# [Exercise requirements]
Look through the listing for the word "JSON". Copy each line that has it.

======

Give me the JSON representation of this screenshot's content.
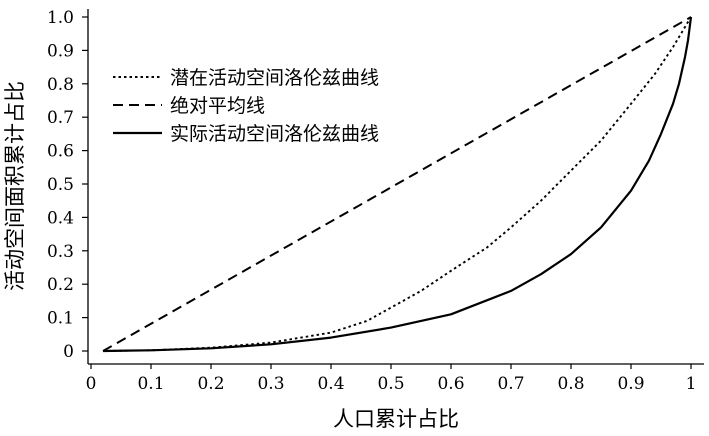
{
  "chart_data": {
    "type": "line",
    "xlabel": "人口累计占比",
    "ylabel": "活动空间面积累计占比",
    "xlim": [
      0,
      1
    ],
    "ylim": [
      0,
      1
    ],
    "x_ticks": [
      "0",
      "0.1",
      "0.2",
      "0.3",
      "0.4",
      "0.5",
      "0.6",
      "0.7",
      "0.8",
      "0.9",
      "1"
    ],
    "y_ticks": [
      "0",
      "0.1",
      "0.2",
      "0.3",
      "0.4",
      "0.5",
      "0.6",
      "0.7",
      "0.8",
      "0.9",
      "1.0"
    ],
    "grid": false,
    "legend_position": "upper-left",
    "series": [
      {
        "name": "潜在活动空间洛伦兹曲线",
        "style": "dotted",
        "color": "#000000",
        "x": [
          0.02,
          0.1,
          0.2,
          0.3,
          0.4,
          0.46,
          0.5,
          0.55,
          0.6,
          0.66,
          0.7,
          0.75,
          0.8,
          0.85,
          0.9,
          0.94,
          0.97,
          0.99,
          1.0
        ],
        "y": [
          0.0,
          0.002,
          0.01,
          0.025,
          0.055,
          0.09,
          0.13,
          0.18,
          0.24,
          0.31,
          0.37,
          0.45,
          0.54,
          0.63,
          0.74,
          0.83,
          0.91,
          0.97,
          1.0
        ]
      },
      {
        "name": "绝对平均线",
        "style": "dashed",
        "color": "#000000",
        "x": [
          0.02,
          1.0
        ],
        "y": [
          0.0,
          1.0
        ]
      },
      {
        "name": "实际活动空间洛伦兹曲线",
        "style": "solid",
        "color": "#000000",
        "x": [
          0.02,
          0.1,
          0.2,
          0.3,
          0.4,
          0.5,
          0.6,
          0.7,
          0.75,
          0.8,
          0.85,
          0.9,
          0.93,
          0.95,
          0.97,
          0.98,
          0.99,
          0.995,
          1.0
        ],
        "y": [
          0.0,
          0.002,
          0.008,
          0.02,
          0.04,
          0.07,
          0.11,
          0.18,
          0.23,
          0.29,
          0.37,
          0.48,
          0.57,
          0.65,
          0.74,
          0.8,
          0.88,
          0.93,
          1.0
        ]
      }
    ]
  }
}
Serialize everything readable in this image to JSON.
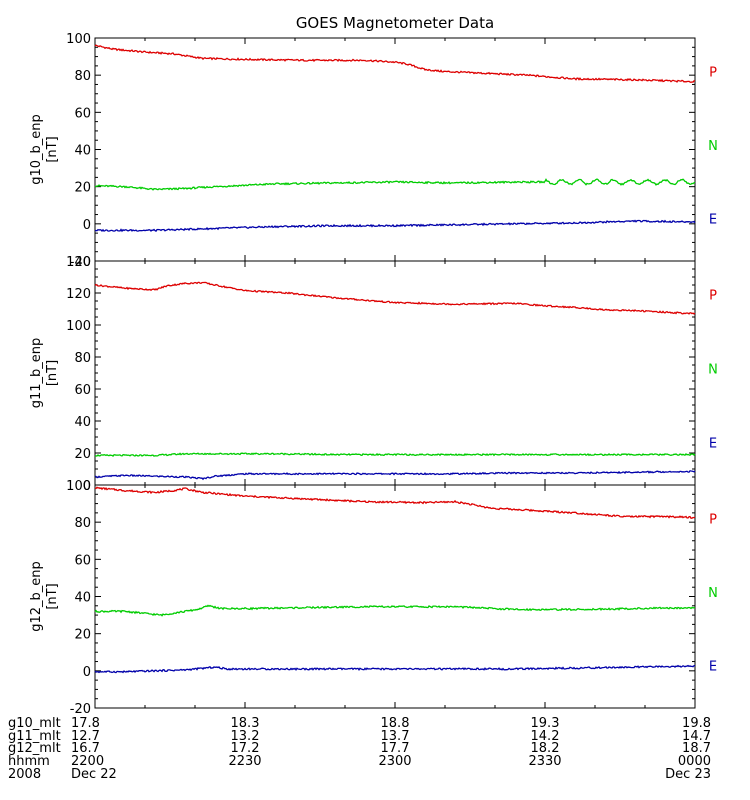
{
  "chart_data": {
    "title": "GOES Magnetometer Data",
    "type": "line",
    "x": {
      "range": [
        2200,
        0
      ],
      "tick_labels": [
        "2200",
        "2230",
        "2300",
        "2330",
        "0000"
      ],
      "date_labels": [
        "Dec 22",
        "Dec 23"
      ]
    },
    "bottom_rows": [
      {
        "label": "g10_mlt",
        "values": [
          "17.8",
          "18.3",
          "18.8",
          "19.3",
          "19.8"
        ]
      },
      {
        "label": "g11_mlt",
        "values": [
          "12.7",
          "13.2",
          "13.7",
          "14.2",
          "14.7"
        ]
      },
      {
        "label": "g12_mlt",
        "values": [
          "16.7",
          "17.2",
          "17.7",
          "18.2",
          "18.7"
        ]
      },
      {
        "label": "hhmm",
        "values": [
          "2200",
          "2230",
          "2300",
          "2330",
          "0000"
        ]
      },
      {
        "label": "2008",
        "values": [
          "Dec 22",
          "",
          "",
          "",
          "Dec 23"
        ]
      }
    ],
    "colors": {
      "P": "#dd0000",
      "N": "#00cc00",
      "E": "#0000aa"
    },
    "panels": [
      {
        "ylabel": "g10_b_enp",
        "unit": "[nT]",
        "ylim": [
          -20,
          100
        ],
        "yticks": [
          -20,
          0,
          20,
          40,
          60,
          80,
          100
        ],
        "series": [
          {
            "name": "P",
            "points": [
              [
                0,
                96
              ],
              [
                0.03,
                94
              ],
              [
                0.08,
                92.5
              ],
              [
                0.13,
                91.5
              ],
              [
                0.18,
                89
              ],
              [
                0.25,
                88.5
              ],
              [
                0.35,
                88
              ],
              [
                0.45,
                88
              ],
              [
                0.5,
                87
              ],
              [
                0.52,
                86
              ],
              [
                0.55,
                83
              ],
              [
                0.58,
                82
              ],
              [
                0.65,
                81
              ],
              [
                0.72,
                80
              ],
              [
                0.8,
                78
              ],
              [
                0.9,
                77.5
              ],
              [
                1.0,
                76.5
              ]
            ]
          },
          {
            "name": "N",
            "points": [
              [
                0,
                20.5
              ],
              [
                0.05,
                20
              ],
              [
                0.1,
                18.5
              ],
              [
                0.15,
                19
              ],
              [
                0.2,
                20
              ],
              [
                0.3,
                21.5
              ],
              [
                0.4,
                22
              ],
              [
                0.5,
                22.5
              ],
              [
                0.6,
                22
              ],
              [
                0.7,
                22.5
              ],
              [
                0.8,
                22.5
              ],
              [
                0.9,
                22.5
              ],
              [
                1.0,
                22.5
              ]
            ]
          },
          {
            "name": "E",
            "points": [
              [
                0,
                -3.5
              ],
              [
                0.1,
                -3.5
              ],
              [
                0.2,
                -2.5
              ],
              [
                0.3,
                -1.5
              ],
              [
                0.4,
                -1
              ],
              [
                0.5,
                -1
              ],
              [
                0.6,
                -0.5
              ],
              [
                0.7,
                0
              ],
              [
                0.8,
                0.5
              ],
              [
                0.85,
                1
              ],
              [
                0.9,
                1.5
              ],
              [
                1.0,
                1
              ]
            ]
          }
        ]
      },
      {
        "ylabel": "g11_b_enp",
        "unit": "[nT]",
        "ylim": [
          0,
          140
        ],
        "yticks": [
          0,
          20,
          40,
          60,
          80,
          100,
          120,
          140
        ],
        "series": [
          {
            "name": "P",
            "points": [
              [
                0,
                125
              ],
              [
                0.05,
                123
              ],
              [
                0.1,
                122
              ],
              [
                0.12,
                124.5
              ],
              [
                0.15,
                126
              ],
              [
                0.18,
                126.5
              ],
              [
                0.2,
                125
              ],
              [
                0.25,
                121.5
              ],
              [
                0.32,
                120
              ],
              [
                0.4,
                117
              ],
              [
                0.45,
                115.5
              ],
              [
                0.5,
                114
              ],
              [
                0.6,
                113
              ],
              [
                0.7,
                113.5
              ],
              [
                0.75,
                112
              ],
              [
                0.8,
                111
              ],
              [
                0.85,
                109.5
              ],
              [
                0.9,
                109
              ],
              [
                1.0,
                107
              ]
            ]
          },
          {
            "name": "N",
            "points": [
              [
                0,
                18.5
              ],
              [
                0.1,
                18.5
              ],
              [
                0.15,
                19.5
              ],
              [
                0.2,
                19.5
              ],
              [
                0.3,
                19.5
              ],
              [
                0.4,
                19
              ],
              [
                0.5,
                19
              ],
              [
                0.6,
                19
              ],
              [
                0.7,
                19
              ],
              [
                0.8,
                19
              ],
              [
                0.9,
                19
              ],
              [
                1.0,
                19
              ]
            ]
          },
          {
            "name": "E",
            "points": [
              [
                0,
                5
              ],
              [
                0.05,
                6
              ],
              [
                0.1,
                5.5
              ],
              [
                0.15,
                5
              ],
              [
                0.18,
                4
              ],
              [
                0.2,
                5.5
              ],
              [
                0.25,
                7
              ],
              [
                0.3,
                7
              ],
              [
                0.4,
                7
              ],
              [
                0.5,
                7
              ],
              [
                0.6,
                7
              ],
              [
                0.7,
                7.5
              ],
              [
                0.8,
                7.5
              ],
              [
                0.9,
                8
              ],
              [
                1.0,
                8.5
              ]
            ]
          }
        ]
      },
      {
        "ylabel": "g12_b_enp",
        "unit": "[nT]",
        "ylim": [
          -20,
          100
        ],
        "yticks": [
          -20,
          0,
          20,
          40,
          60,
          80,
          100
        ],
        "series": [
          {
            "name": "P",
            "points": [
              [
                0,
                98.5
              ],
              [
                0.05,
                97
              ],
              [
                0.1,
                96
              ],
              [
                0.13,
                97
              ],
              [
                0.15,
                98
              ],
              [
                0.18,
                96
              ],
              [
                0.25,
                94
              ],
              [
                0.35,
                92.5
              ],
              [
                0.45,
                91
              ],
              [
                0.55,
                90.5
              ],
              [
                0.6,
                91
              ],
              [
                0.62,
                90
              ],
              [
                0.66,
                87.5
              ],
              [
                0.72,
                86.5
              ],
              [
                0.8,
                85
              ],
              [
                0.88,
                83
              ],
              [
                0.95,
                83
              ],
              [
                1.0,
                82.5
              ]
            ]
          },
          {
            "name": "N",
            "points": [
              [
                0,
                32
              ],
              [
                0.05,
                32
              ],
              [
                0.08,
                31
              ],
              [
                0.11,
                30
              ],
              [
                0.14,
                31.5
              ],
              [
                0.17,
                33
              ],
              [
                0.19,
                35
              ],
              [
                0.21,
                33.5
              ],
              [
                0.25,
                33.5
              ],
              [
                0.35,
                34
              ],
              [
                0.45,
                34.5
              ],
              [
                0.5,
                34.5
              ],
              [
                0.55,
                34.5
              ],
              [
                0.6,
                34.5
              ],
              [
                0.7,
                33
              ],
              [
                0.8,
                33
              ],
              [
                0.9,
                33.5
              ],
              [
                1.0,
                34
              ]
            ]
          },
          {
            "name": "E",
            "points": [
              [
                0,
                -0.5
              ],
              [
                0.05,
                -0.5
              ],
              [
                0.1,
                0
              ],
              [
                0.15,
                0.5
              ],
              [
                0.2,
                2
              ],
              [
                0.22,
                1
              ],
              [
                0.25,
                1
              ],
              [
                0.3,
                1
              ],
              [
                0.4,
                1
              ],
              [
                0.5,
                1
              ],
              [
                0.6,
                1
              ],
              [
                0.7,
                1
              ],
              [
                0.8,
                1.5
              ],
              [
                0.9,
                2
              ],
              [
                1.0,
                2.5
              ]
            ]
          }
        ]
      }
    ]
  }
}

======

# [Result of the exercise]
Give me the JSON representation of this screenshot's content.
Serialize everything readable in this image to JSON.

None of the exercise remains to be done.